## What this task involves:
Exactly as written, quote every line that follows, skipping the images.

(Dataset entries)
☆ ☆ ☆
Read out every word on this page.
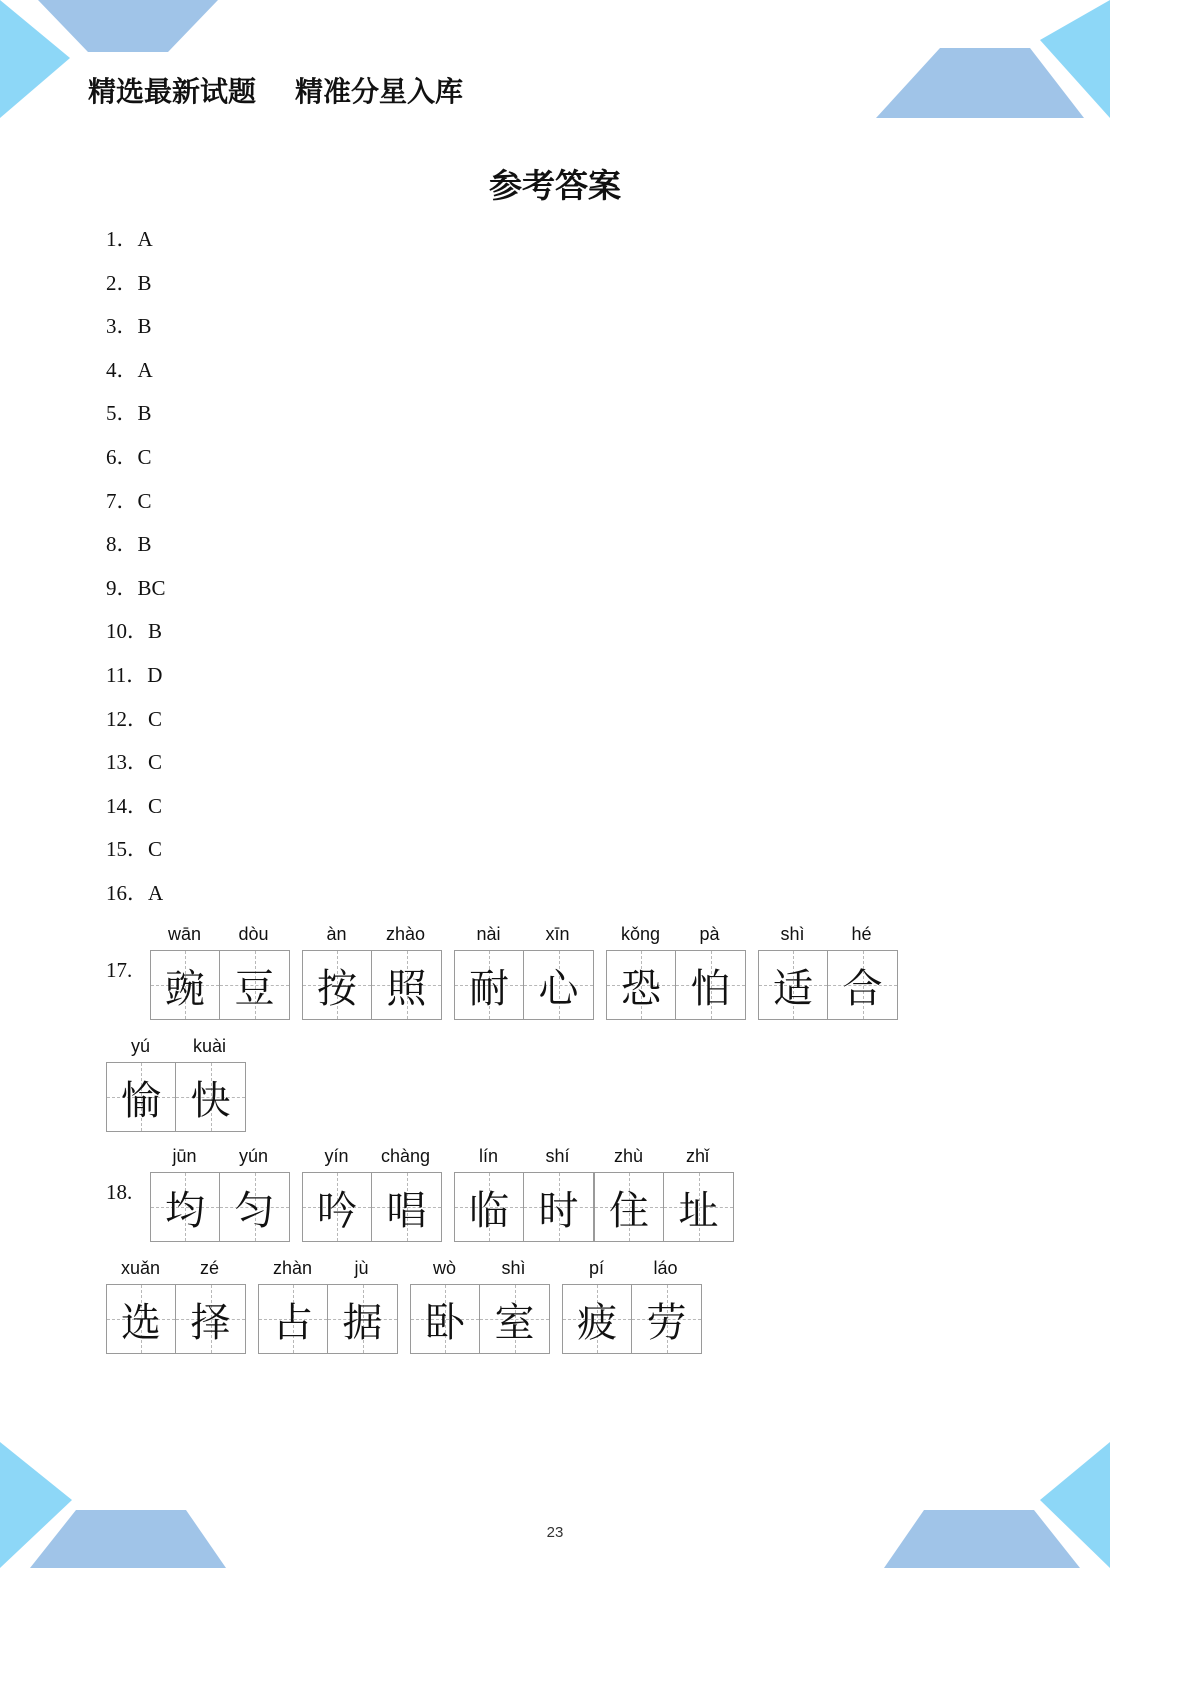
精选最新试题    精准分星入库
参考答案
1．A
2．B
3．B
4．A
5．B
6．C
7．C
8．B
9．BC
10．B
11．D
12．C
13．C
14．C
15．C
16．A
17.
wān	dòu
豌 豆
àn	zhào
按 照
nài	xīn
耐 心
kǒng	pà
恐 怕
shì	hé
适 合
yú	kuài
愉 快
18.
jūn	yún
均 匀
yín	chàng
吟 唱
lín	shí
临 时
zhù	zhǐ
住 址
xuǎn	zé
选 择
zhàn	jù
占 据
wò	shì
卧 室
pí	láo
疲 劳
23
☆ ☆ ☆
## Result of the exercise:
Read out every word on this page.
精选最新试题    精准分星入库
参考答案
1．A
2．B
3．B
4．A
5．B
6．C
7．C
8．B
9．BC
10．B
11．D
12．C
13．C
14．C
15．C
16．A
17.
wān	dòu
豌 豆
àn	zhào
按 照
nài	xīn
耐 心
kǒng	pà
恐 怕
shì	hé
适 合
yú	kuài
愉 快
18.
jūn	yún
均 匀
yín	chàng
吟 唱
lín	shí
临 时
zhù	zhǐ
住 址
xuǎn	zé
选 择
zhàn	jù
占 据
wò	shì
卧 室
pí	láo
疲 劳
23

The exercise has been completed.